DATASET EXTRACT:

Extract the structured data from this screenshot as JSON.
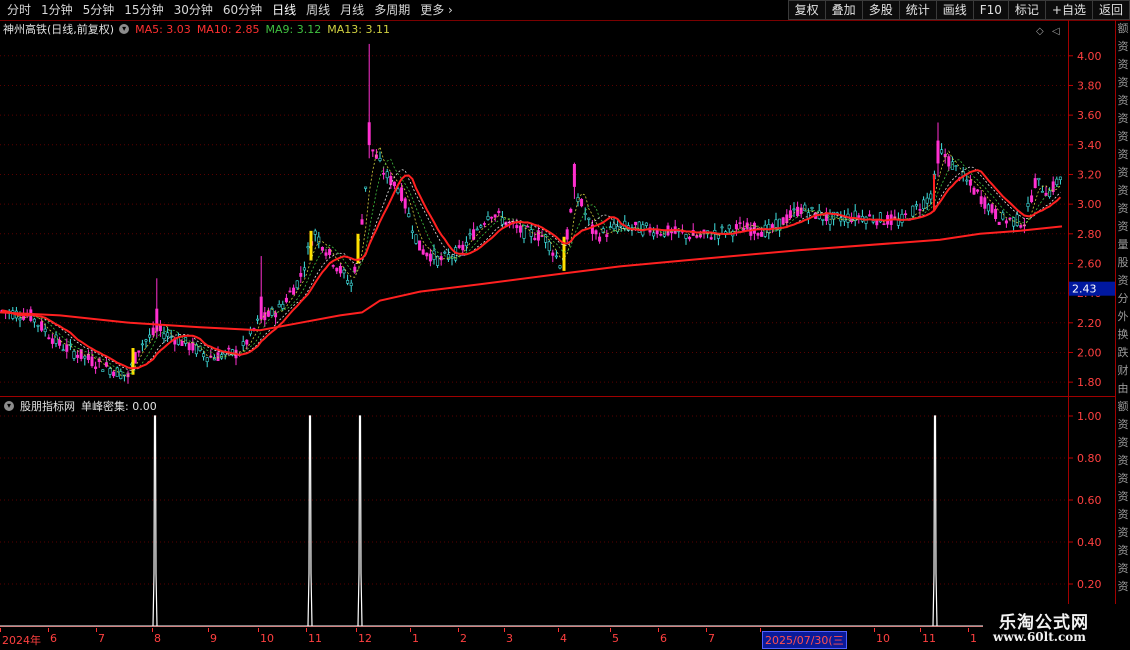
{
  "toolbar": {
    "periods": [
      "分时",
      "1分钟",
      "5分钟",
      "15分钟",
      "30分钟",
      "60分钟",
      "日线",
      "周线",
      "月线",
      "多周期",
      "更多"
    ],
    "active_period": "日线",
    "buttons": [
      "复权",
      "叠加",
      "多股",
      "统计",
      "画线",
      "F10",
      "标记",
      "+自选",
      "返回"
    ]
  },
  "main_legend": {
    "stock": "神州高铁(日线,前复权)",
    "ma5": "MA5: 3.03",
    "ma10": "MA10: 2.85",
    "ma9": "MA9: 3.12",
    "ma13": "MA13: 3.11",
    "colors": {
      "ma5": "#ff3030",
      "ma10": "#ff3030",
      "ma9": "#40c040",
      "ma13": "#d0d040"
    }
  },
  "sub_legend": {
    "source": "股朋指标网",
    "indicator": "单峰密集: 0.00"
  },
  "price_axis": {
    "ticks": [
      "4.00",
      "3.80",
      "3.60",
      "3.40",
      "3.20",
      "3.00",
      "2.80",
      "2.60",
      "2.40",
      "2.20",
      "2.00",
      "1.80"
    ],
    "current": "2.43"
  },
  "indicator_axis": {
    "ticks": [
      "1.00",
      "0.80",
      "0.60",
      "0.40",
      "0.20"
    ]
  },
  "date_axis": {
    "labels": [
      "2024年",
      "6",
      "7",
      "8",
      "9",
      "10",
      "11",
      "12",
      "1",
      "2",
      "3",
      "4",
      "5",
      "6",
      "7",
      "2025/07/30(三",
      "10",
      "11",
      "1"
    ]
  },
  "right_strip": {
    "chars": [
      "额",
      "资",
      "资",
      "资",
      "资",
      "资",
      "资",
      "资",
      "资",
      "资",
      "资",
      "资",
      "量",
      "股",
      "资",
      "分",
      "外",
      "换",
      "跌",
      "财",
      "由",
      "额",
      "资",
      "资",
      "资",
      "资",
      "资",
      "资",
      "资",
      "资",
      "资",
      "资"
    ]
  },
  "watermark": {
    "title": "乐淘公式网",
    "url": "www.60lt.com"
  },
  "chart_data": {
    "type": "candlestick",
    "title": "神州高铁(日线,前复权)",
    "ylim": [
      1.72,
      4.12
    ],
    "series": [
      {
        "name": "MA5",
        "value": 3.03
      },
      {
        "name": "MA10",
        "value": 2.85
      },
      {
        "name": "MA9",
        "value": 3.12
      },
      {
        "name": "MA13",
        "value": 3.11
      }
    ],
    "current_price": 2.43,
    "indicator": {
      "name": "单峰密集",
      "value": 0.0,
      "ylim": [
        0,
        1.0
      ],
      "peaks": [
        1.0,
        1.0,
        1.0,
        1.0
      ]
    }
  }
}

==

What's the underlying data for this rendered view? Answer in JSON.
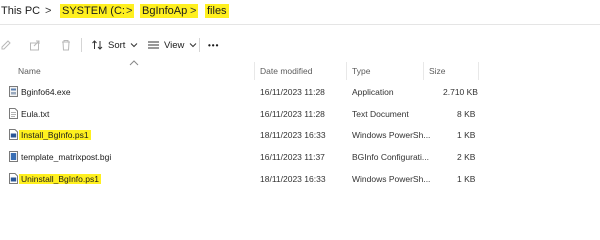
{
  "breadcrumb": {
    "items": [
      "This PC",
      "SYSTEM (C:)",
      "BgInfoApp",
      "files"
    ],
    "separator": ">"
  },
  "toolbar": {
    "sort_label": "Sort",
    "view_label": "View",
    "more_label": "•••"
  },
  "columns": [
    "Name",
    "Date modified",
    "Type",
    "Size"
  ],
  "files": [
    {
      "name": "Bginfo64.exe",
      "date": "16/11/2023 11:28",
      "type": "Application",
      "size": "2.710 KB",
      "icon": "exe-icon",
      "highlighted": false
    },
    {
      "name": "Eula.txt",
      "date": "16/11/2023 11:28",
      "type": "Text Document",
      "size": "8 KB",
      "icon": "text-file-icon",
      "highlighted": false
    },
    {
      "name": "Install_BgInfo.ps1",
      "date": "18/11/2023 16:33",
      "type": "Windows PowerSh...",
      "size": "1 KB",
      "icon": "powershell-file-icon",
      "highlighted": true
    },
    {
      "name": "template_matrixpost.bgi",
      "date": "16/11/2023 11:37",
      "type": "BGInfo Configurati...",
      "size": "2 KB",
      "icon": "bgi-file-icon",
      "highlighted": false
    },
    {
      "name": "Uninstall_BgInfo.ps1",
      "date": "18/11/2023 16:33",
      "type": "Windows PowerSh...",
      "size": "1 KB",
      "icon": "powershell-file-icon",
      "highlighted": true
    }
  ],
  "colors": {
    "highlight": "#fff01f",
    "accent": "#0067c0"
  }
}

TASK STATEMENT: Your answer should be a single number: how many lines of the material contain the word "icon".

EXPECTED ANSWER: 5